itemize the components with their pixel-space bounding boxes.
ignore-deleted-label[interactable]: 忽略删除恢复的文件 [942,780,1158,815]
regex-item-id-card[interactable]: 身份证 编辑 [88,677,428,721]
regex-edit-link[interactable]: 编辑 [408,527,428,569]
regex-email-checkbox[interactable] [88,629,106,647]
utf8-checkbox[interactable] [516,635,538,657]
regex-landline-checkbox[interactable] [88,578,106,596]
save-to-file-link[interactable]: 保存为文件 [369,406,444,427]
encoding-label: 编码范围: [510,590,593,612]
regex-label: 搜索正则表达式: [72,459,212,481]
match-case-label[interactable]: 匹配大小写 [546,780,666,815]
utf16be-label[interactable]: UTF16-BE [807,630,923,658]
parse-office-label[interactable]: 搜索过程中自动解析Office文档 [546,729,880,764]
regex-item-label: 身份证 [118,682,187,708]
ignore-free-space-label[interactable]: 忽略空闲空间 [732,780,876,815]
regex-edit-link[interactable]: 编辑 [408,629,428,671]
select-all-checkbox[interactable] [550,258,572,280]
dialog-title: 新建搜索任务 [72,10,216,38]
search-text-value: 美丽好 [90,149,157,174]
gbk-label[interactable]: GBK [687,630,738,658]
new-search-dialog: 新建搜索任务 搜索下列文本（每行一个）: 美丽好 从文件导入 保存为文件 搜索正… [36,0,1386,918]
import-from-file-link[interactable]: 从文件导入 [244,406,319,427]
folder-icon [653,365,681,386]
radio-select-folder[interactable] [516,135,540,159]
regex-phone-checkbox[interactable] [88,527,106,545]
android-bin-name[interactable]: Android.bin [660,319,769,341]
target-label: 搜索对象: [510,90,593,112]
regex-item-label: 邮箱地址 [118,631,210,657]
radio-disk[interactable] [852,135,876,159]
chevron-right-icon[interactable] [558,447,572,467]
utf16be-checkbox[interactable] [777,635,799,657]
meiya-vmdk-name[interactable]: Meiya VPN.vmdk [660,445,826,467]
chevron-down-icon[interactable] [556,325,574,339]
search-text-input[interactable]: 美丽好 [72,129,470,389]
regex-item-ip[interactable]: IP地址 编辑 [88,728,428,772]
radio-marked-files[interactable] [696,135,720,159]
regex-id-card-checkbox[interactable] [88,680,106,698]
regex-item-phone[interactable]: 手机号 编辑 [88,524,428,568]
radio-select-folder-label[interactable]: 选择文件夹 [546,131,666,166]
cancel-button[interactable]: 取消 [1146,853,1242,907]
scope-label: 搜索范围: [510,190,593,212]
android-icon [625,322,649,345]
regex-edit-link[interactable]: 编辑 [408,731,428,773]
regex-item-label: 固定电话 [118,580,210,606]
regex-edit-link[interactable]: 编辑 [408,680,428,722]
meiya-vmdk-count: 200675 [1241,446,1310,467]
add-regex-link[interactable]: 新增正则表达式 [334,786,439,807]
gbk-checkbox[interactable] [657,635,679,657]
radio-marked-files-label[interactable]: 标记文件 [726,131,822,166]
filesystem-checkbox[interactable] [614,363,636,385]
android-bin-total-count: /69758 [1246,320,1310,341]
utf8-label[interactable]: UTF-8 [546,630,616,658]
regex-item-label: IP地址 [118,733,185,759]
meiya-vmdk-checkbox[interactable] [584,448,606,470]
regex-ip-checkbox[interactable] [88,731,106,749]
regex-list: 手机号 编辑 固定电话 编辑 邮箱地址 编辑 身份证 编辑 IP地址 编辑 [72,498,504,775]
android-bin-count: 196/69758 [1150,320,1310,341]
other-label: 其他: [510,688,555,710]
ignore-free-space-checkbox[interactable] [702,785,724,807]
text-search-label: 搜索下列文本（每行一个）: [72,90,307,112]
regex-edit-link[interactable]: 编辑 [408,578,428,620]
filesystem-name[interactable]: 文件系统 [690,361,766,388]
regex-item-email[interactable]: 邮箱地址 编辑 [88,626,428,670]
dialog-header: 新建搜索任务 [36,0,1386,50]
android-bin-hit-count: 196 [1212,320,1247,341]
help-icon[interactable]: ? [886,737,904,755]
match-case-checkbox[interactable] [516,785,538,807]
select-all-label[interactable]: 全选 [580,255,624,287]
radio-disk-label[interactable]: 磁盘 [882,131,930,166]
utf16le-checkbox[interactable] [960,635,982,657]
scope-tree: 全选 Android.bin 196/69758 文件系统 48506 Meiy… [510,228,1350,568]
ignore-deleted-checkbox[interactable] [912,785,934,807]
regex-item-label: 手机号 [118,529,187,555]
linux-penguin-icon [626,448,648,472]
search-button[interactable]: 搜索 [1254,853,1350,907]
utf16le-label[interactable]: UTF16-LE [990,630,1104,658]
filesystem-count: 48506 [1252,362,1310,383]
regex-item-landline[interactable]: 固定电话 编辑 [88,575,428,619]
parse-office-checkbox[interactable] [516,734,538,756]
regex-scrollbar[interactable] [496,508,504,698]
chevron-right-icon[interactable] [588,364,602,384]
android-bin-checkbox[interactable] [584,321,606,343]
■ ■ ■
Objective
Please edit the items from the first line through the line containing "folder-icon [653,365,681,386]", replacing "regex-edit-link" with "regex-edit-button" and leaving everything else unchanged.

Reply to the exercise
itemize the components with their pixel-space bounding boxes.
ignore-deleted-label[interactable]: 忽略删除恢复的文件 [942,780,1158,815]
regex-item-id-card[interactable]: 身份证 编辑 [88,677,428,721]
regex-edit-button[interactable]: 编辑 [408,527,428,569]
regex-email-checkbox[interactable] [88,629,106,647]
utf8-checkbox[interactable] [516,635,538,657]
regex-landline-checkbox[interactable] [88,578,106,596]
save-to-file-link[interactable]: 保存为文件 [369,406,444,427]
encoding-label: 编码范围: [510,590,593,612]
regex-label: 搜索正则表达式: [72,459,212,481]
match-case-label[interactable]: 匹配大小写 [546,780,666,815]
utf16be-label[interactable]: UTF16-BE [807,630,923,658]
parse-office-label[interactable]: 搜索过程中自动解析Office文档 [546,729,880,764]
regex-item-label: 身份证 [118,682,187,708]
ignore-free-space-label[interactable]: 忽略空闲空间 [732,780,876,815]
regex-edit-button[interactable]: 编辑 [408,629,428,671]
select-all-checkbox[interactable] [550,258,572,280]
dialog-title: 新建搜索任务 [72,10,216,38]
search-text-value: 美丽好 [90,149,157,174]
gbk-label[interactable]: GBK [687,630,738,658]
new-search-dialog: 新建搜索任务 搜索下列文本（每行一个）: 美丽好 从文件导入 保存为文件 搜索正… [36,0,1386,918]
import-from-file-link[interactable]: 从文件导入 [244,406,319,427]
folder-icon [653,365,681,386]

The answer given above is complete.